Stored records:
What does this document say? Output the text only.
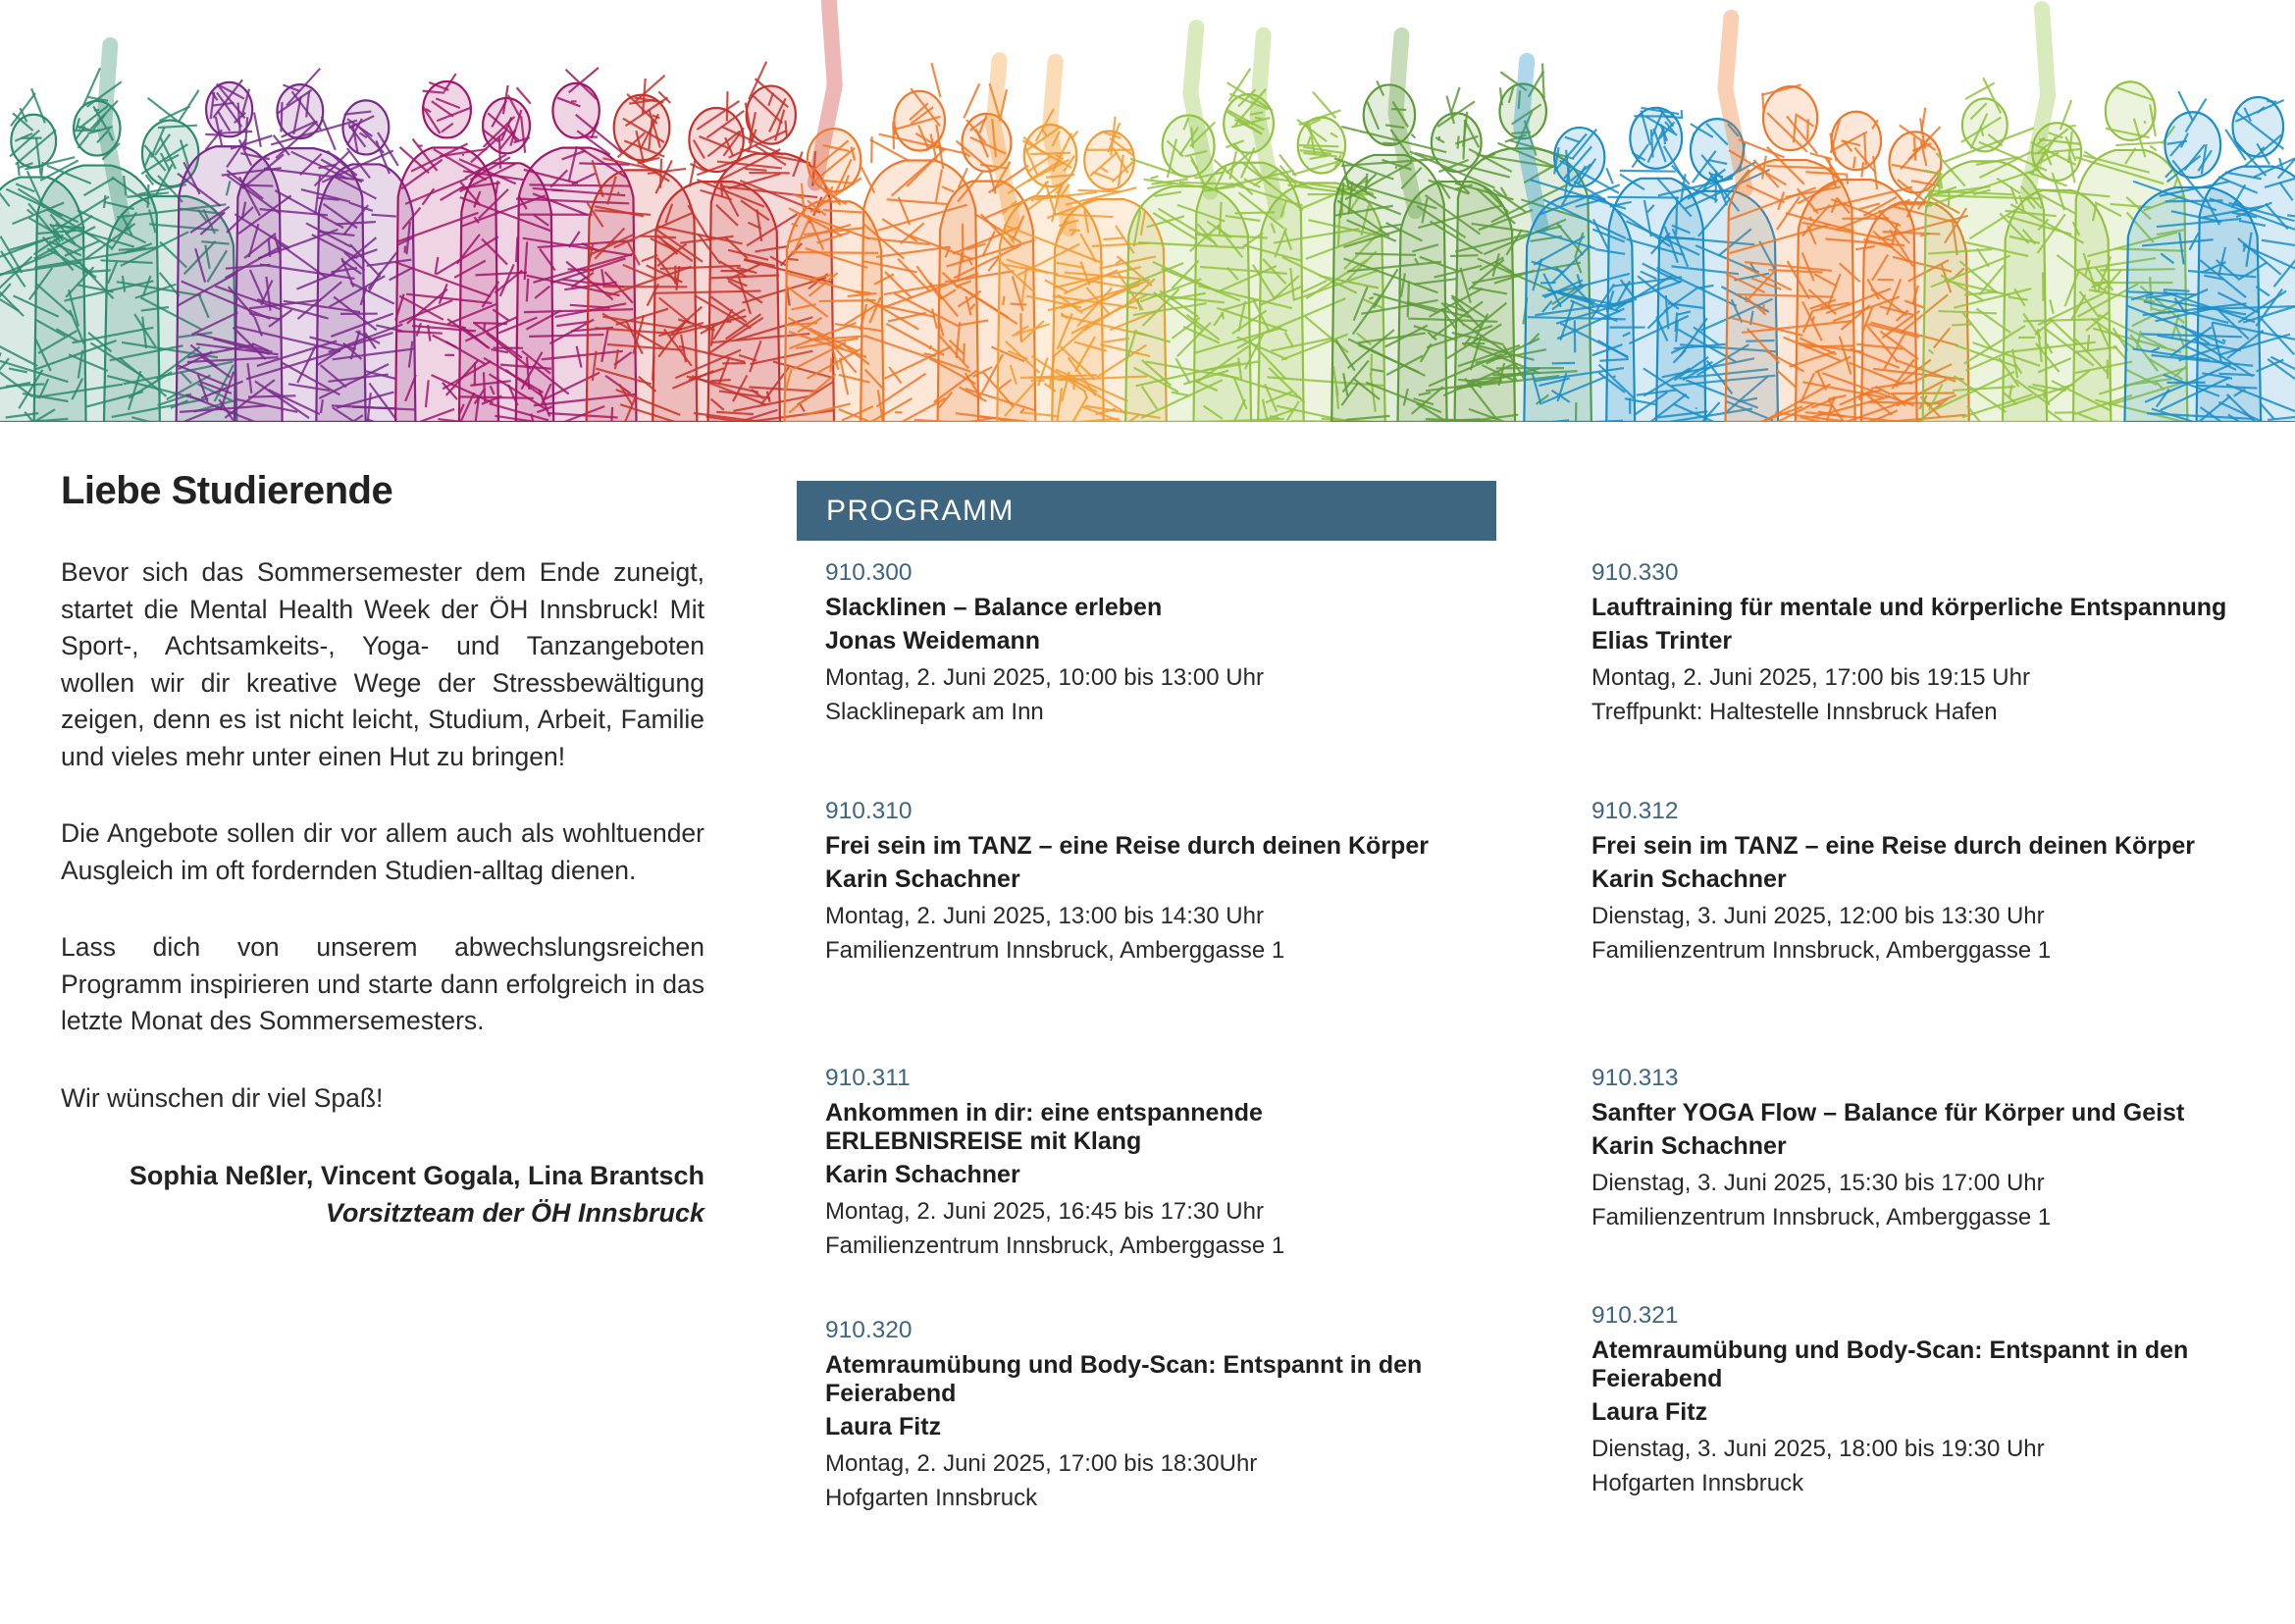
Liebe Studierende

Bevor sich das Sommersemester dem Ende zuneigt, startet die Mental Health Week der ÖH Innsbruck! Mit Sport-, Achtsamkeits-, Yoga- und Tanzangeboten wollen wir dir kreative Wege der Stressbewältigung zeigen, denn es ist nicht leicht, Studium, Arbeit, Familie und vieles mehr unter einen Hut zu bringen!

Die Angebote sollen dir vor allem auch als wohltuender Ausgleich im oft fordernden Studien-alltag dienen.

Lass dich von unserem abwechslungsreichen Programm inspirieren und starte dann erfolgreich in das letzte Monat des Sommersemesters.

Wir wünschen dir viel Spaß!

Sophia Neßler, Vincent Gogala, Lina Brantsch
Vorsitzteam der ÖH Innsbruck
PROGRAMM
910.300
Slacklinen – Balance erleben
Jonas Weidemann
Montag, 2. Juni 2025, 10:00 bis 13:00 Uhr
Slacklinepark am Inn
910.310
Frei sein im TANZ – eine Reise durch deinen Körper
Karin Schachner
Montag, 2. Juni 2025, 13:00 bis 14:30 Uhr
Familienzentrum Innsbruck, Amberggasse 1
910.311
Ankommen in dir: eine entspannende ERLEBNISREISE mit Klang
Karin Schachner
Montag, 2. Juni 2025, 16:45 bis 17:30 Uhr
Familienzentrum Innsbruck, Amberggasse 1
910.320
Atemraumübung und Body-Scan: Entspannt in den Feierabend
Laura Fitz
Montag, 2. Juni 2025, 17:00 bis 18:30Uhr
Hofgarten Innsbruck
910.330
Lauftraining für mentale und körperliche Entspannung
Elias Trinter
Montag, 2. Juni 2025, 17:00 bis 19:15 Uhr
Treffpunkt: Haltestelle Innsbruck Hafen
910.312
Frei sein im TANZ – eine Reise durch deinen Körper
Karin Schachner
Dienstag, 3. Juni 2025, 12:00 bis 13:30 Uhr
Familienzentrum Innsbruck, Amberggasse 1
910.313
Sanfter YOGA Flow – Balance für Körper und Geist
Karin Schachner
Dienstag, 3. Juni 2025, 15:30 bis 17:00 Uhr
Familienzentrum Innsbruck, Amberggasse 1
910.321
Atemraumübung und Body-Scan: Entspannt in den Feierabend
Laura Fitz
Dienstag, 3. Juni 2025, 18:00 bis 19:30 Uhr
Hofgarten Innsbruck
--
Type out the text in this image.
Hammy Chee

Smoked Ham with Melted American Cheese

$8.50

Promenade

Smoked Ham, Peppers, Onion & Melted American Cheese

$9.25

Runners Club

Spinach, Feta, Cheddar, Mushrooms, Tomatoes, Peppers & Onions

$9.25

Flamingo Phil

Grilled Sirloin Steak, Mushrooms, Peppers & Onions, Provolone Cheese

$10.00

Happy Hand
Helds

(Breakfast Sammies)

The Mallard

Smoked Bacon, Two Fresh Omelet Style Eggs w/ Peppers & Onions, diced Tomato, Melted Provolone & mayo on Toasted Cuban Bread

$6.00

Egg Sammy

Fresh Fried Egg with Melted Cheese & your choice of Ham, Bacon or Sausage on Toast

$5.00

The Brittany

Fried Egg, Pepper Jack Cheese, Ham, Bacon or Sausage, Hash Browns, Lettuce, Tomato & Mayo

→ **What you should do**
Search the data above for the string "Fresh" and copy each line that has it.

→ **Answer for this exercise**
Smoked Bacon, Two Fresh Omelet Style Eggs w/ Peppers & Onions, diced Tomato, Melted Provolone & mayo on Toasted Cuban Bread
Fresh Fried Egg with Melted Cheese & your choice of Ham, Bacon or Sausage on Toast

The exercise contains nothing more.